--- BEGIN RECORDS SHOWN ---

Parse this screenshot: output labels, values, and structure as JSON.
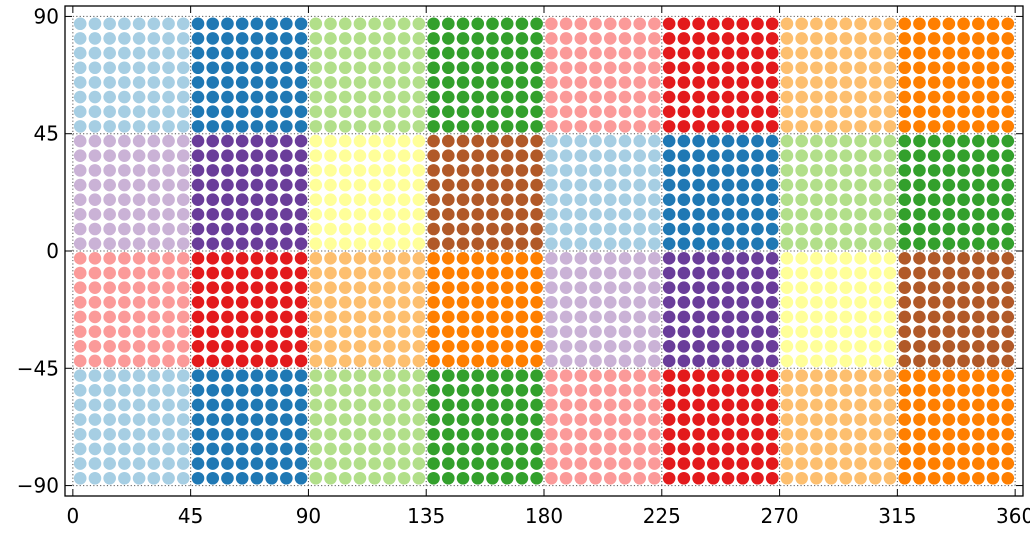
{
  "chart_data": {
    "type": "scatter",
    "title": "",
    "xlabel": "",
    "ylabel": "",
    "xlim": [
      -3,
      363
    ],
    "ylim": [
      -94,
      94
    ],
    "xticks": [
      0,
      45,
      90,
      135,
      180,
      225,
      270,
      315,
      360
    ],
    "yticks": [
      90,
      45,
      0,
      -45,
      -90
    ],
    "ytick_labels": [
      "90",
      "45",
      "0",
      "−45",
      "−90"
    ],
    "grid": true,
    "grid_style": "dotted",
    "points_per_tile": 8,
    "palette": [
      "#a6cee3",
      "#1f78b4",
      "#b2df8a",
      "#33a02c",
      "#fb9a99",
      "#e31a1c",
      "#fdbf6f",
      "#ff7f00",
      "#cab2d6",
      "#6a3d9a",
      "#ffff99",
      "#b15928"
    ],
    "tile_size_deg": 45,
    "tile_color_index": [
      [
        0,
        1,
        2,
        3,
        4,
        5,
        6,
        7
      ],
      [
        8,
        9,
        10,
        11,
        0,
        1,
        2,
        3
      ],
      [
        4,
        5,
        6,
        7,
        8,
        9,
        10,
        11
      ],
      [
        0,
        1,
        2,
        3,
        4,
        5,
        6,
        7
      ]
    ],
    "tile_row_lat_top": [
      90,
      45,
      0,
      -45
    ]
  }
}
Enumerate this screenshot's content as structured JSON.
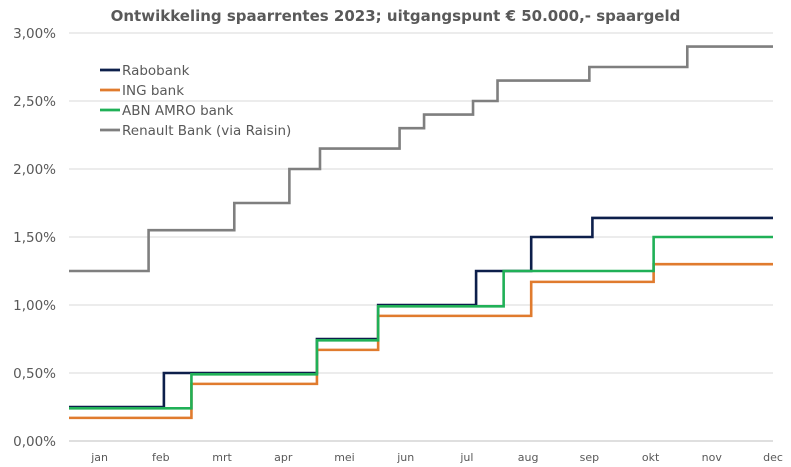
{
  "chart_data": {
    "type": "line",
    "title": "Ontwikkeling spaarrentes 2023; uitgangspunt € 50.000,- spaargeld",
    "xlabel": "",
    "ylabel": "",
    "xlim": [
      0,
      11.5
    ],
    "ylim": [
      0,
      3
    ],
    "y_ticks": [
      {
        "value": 0,
        "label": "0,00%"
      },
      {
        "value": 0.5,
        "label": "0,50%"
      },
      {
        "value": 1.0,
        "label": "1,00%"
      },
      {
        "value": 1.5,
        "label": "1,50%"
      },
      {
        "value": 2.0,
        "label": "2,00%"
      },
      {
        "value": 2.5,
        "label": "2,50%"
      },
      {
        "value": 3.0,
        "label": "3,00%"
      }
    ],
    "x_ticks": [
      {
        "value": 0.5,
        "label": "jan"
      },
      {
        "value": 1.5,
        "label": "feb"
      },
      {
        "value": 2.5,
        "label": "mrt"
      },
      {
        "value": 3.5,
        "label": "apr"
      },
      {
        "value": 4.5,
        "label": "mei"
      },
      {
        "value": 5.5,
        "label": "jun"
      },
      {
        "value": 6.5,
        "label": "jul"
      },
      {
        "value": 7.5,
        "label": "aug"
      },
      {
        "value": 8.5,
        "label": "sep"
      },
      {
        "value": 9.5,
        "label": "okt"
      },
      {
        "value": 10.5,
        "label": "nov"
      },
      {
        "value": 11.5,
        "label": "dec"
      }
    ],
    "grid": "horizontal",
    "legend_position": "top-left",
    "series": [
      {
        "name": "Rabobank",
        "color": "#0d1f4b",
        "steps": [
          [
            0,
            0.25
          ],
          [
            1.55,
            0.5
          ],
          [
            4.05,
            0.75
          ],
          [
            5.05,
            1.0
          ],
          [
            6.65,
            1.25
          ],
          [
            7.55,
            1.5
          ],
          [
            8.55,
            1.64
          ],
          [
            11.5,
            1.64
          ]
        ]
      },
      {
        "name": "ING bank",
        "color": "#e07b2e",
        "steps": [
          [
            0,
            0.17
          ],
          [
            2.0,
            0.42
          ],
          [
            4.05,
            0.67
          ],
          [
            5.05,
            0.92
          ],
          [
            7.55,
            1.17
          ],
          [
            9.55,
            1.3
          ],
          [
            11.5,
            1.3
          ]
        ]
      },
      {
        "name": "ABN AMRO bank",
        "color": "#20b057",
        "steps": [
          [
            0,
            0.24
          ],
          [
            2.0,
            0.49
          ],
          [
            4.05,
            0.74
          ],
          [
            5.05,
            0.99
          ],
          [
            7.1,
            1.25
          ],
          [
            9.55,
            1.5
          ],
          [
            11.5,
            1.5
          ]
        ]
      },
      {
        "name": "Renault Bank (via Raisin)",
        "color": "#7f7f7f",
        "steps": [
          [
            0,
            1.25
          ],
          [
            1.3,
            1.55
          ],
          [
            2.7,
            1.75
          ],
          [
            3.6,
            2.0
          ],
          [
            4.1,
            2.15
          ],
          [
            5.4,
            2.3
          ],
          [
            5.8,
            2.4
          ],
          [
            6.6,
            2.5
          ],
          [
            7.0,
            2.65
          ],
          [
            8.5,
            2.75
          ],
          [
            10.1,
            2.9
          ],
          [
            11.5,
            2.9
          ]
        ]
      }
    ]
  }
}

--- END RECORDS SHOWN ---

**DIRECTION**
Which lines contain "title"? Copy each of them.

**TASK RESPONSE**
    "title": "",
    "title": "Ontwikkeling spaarrentes 2023; uitgangspunt € 50.000,- spaargeld",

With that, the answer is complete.